Copy out each line of the data that holds the word "Khyber".
==== ENTRIES ====
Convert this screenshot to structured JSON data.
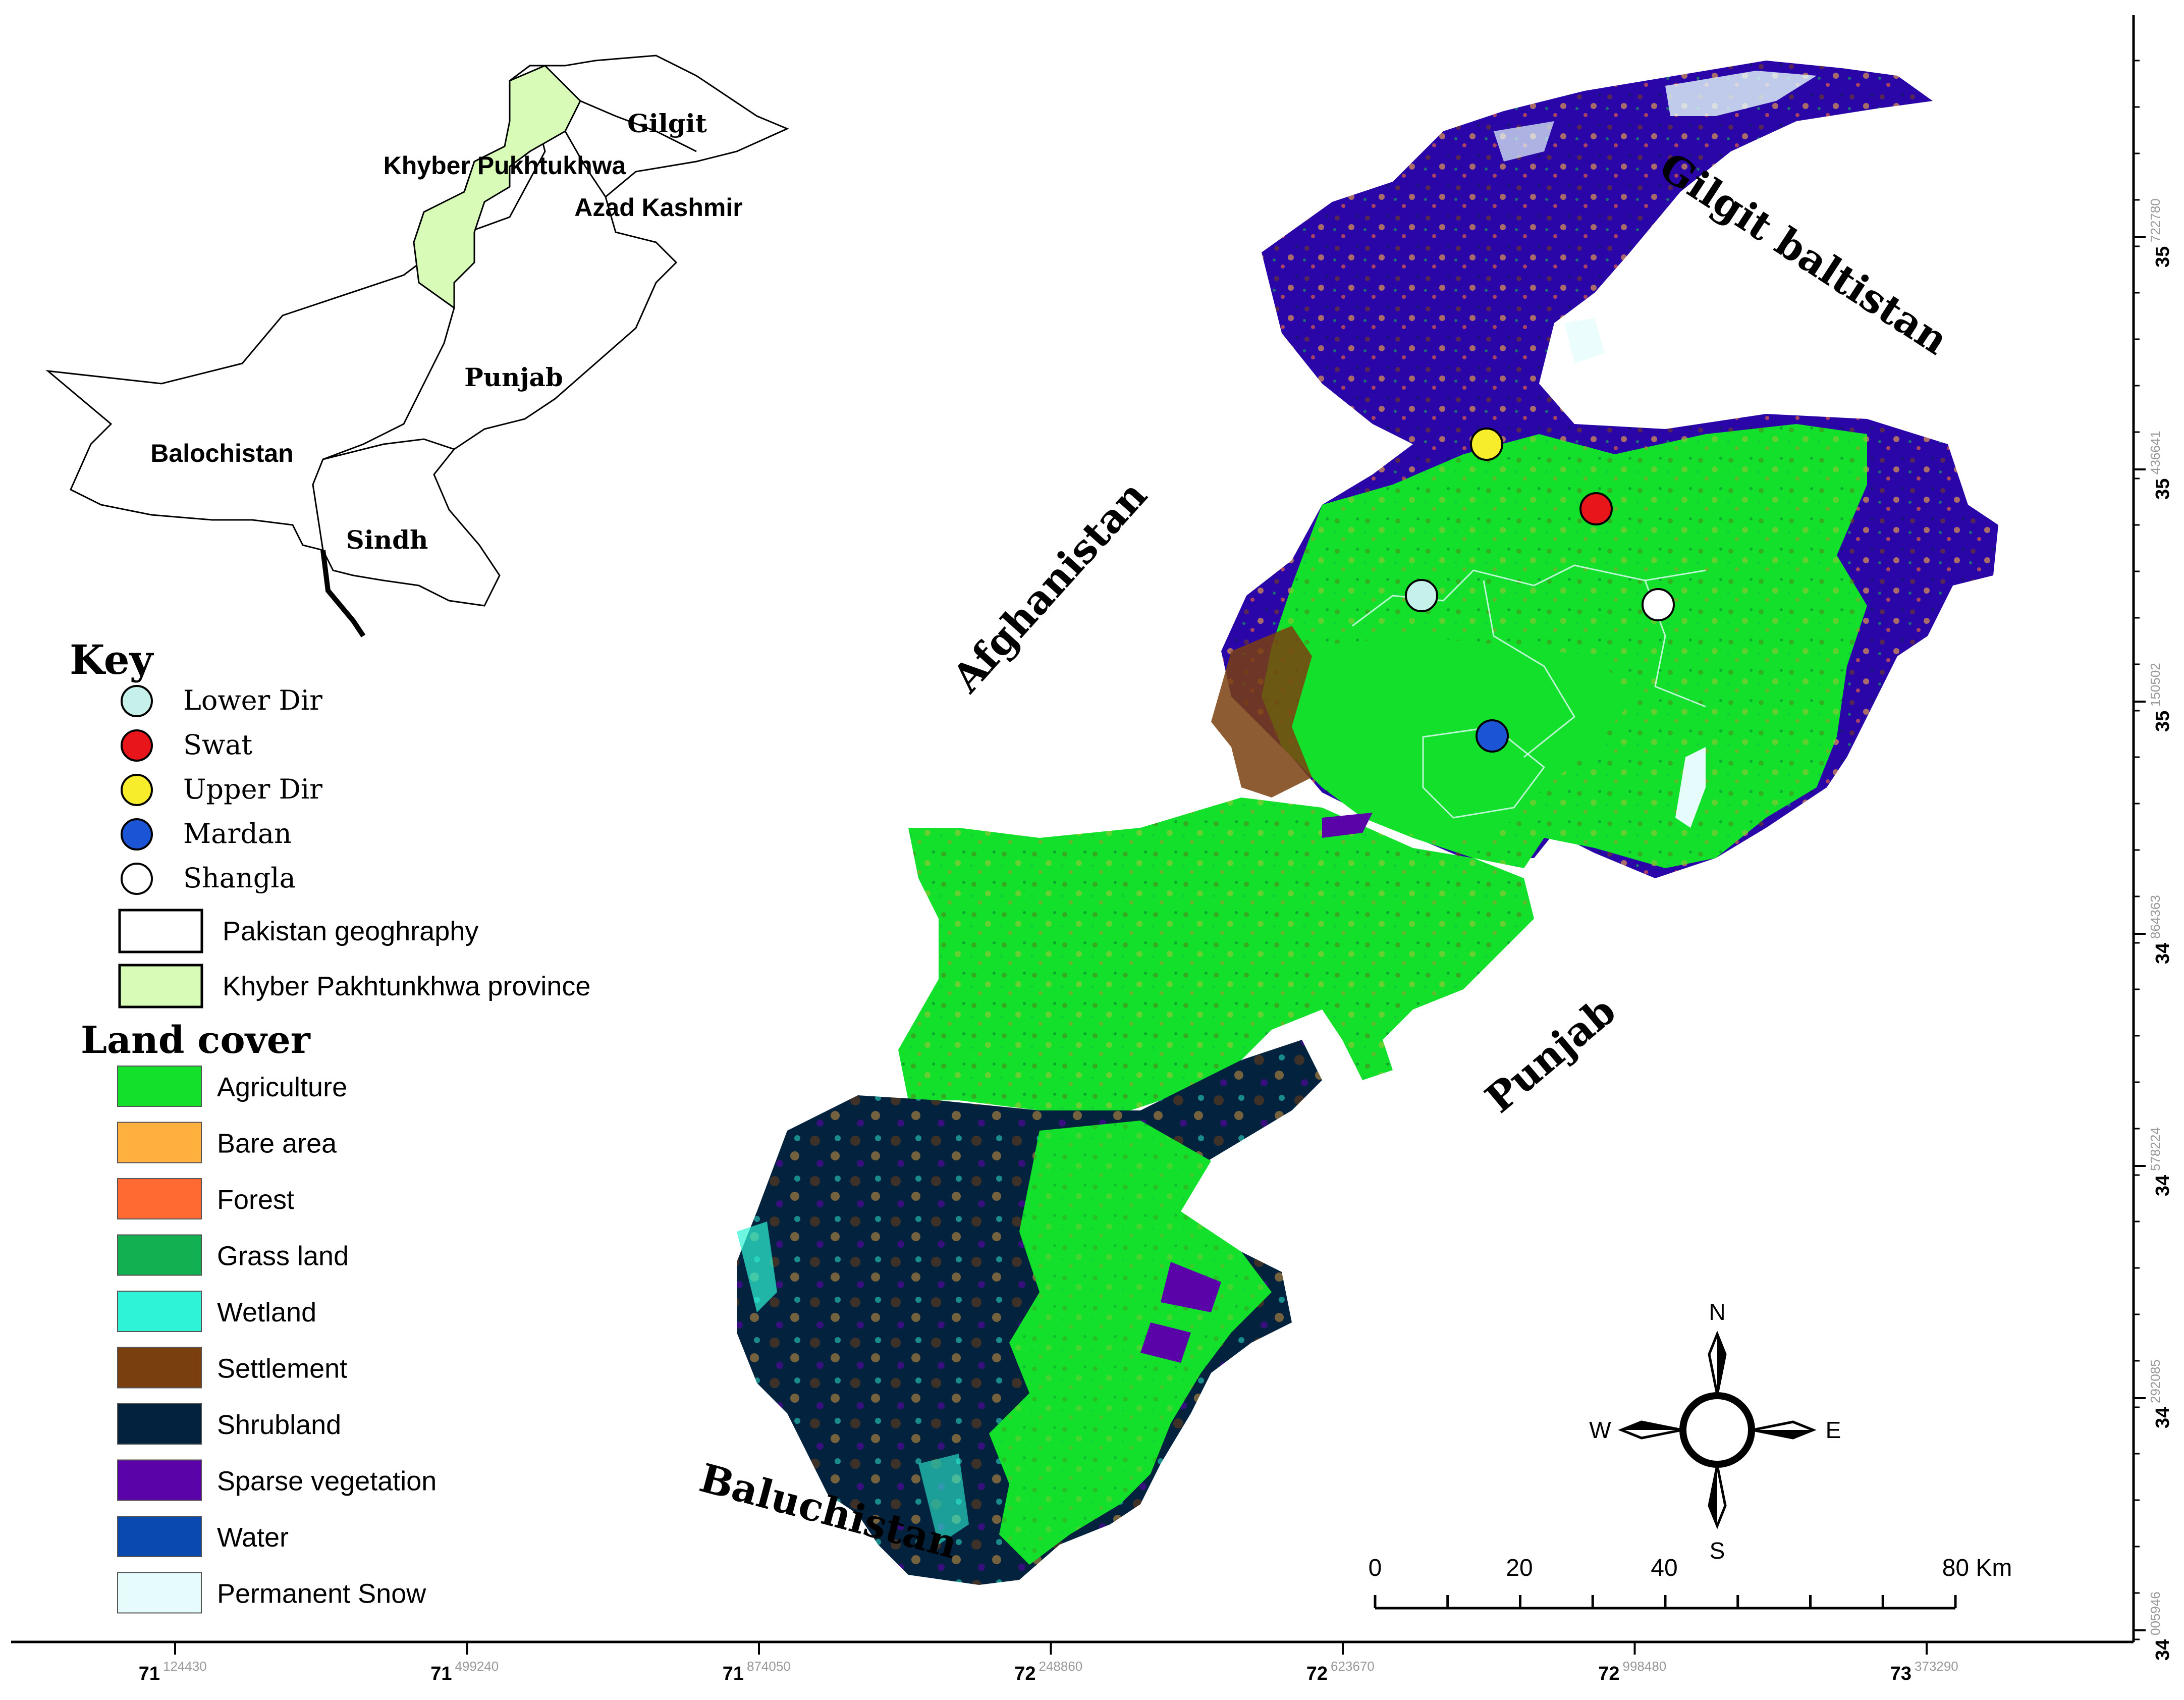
{
  "inset_map": {
    "labels": {
      "gilgit": "Gilgit",
      "kp": "Khyber Pukhtukhwa",
      "azad_kashmir": "Azad Kashmir",
      "punjab": "Punjab",
      "balochistan": "Balochistan",
      "sindh": "Sindh"
    }
  },
  "key": {
    "title": "Key",
    "districts": [
      {
        "label": "Lower Dir",
        "color": "#c6f1ea"
      },
      {
        "label": "Swat",
        "color": "#e8151b"
      },
      {
        "label": "Upper Dir",
        "color": "#f7ed2a"
      },
      {
        "label": "Mardan",
        "color": "#1b55d6"
      },
      {
        "label": "Shangla",
        "color": "#ffffff"
      }
    ],
    "areas": [
      {
        "label": "Pakistan geoghraphy",
        "color": "#ffffff"
      },
      {
        "label": "Khyber Pakhtunkhwa province",
        "color": "#d8fbb8"
      }
    ]
  },
  "land_cover": {
    "title": "Land cover",
    "classes": [
      {
        "label": "Agriculture",
        "color": "#12e02a"
      },
      {
        "label": "Bare area",
        "color": "#ffb03f"
      },
      {
        "label": "Forest",
        "color": "#ff6a33"
      },
      {
        "label": "Grass land",
        "color": "#12b050"
      },
      {
        "label": "Wetland",
        "color": "#2ff3d6"
      },
      {
        "label": "Settlement",
        "color": "#7a3f0f"
      },
      {
        "label": "Shrubland",
        "color": "#02223e"
      },
      {
        "label": "Sparse vegetation",
        "color": "#5a03a8"
      },
      {
        "label": "Water",
        "color": "#0a49b0"
      },
      {
        "label": "Permanent Snow",
        "color": "#e6fcfc"
      }
    ]
  },
  "map_labels": {
    "gilgit_baltistan": "Gilgit baltistan",
    "afghanistan": "Afghanistan",
    "punjab": "Punjab",
    "baluchistan": "Baluchistan"
  },
  "compass": {
    "n": "N",
    "s": "S",
    "e": "E",
    "w": "W"
  },
  "scale_bar": {
    "labels": [
      "0",
      "20",
      "40",
      "80 Km"
    ]
  },
  "x_axis": {
    "ticks": [
      {
        "deg": "71",
        "minor": "124430"
      },
      {
        "deg": "71",
        "minor": "499240"
      },
      {
        "deg": "71",
        "minor": "874050"
      },
      {
        "deg": "72",
        "minor": "248860"
      },
      {
        "deg": "72",
        "minor": "623670"
      },
      {
        "deg": "72",
        "minor": "998480"
      },
      {
        "deg": "73",
        "minor": "373290"
      }
    ]
  },
  "y_axis": {
    "ticks": [
      {
        "deg": "35",
        "minor": "722780"
      },
      {
        "deg": "35",
        "minor": "436641"
      },
      {
        "deg": "35",
        "minor": "150502"
      },
      {
        "deg": "34",
        "minor": "864363"
      },
      {
        "deg": "34",
        "minor": "578224"
      },
      {
        "deg": "34",
        "minor": "292085"
      },
      {
        "deg": "34",
        "minor": "005946"
      }
    ]
  }
}
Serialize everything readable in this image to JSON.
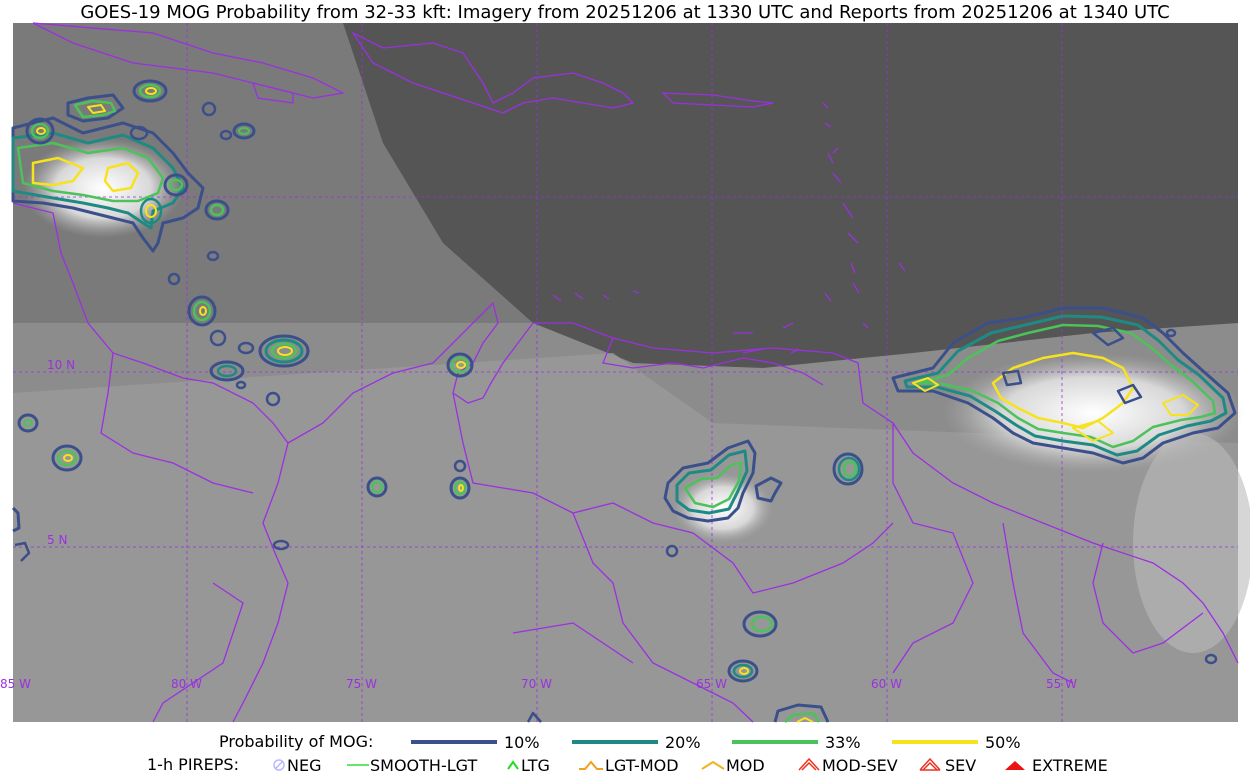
{
  "title": "GOES-19 MOG Probability from 32-33 kft: Imagery from 20251206 at 1330 UTC and Reports from 20251206 at 1340 UTC",
  "map": {
    "lat_labels": [
      "10 N",
      "5 N"
    ],
    "lon_labels": [
      "85 W",
      "80 W",
      "75 W",
      "70 W",
      "65 W",
      "60 W",
      "55 W"
    ],
    "border_color": "#9b30e0",
    "grid_color": "#9b30e0"
  },
  "legend_prob": {
    "label": "Probability of MOG:",
    "items": [
      {
        "label": "10%",
        "color": "#3b4f8a"
      },
      {
        "label": "20%",
        "color": "#1f8a84"
      },
      {
        "label": "33%",
        "color": "#4cc25a"
      },
      {
        "label": "50%",
        "color": "#f7e21e"
      }
    ]
  },
  "legend_pireps": {
    "label": "1-h PIREPS:",
    "items": [
      {
        "label": "NEG",
        "color": "#b8b8ff",
        "icon": "neg-marker-icon"
      },
      {
        "label": "SMOOTH-LGT",
        "color": "#33dd33",
        "icon": "smooth-lgt-marker-icon"
      },
      {
        "label": "LTG",
        "color": "#22dd22",
        "icon": "ltg-marker-icon"
      },
      {
        "label": "LGT-MOD",
        "color": "#f2a11e",
        "icon": "lgt-mod-marker-icon"
      },
      {
        "label": "MOD",
        "color": "#f2b21e",
        "icon": "mod-marker-icon"
      },
      {
        "label": "MOD-SEV",
        "color": "#ee3322",
        "icon": "mod-sev-marker-icon"
      },
      {
        "label": "SEV",
        "color": "#ee3322",
        "icon": "sev-marker-icon"
      },
      {
        "label": "EXTREME",
        "color": "#ee1111",
        "icon": "extreme-marker-icon"
      }
    ]
  }
}
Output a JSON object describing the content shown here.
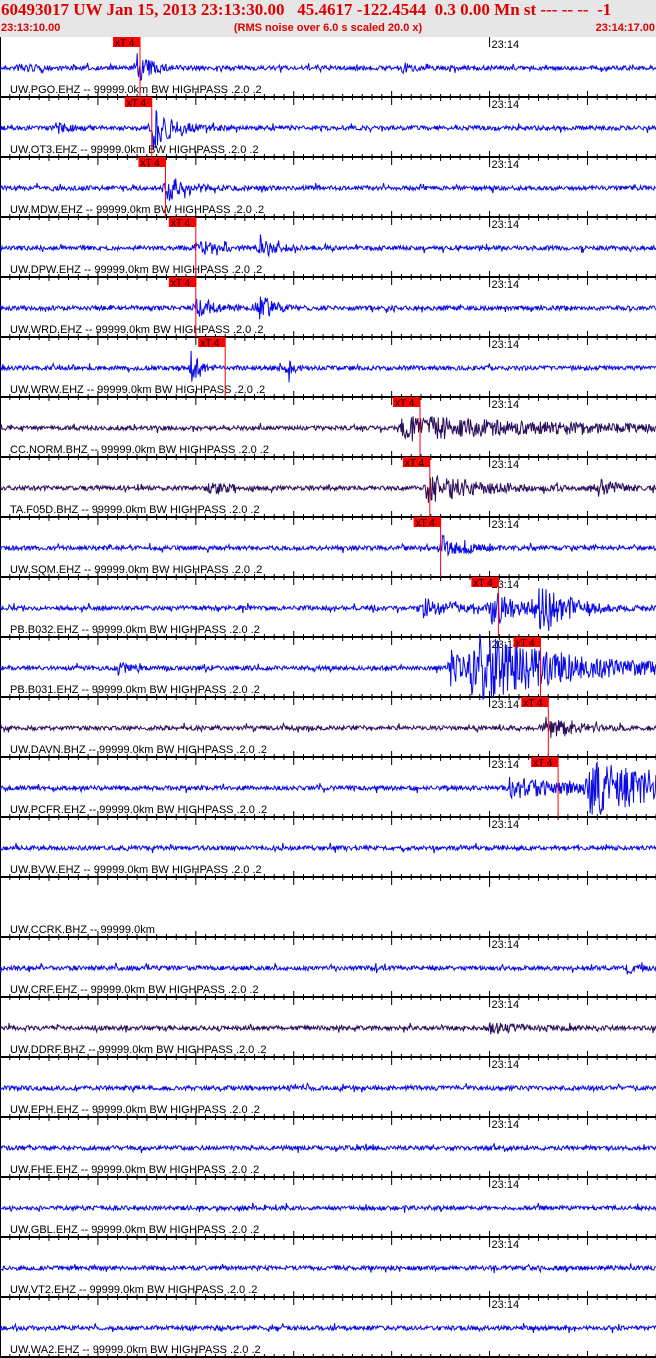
====
OUTPUT OF THE TASK>
      "kp": "Khyber Pukhtukhwa",
        "label": "Khyber Pakhtunkhwa province",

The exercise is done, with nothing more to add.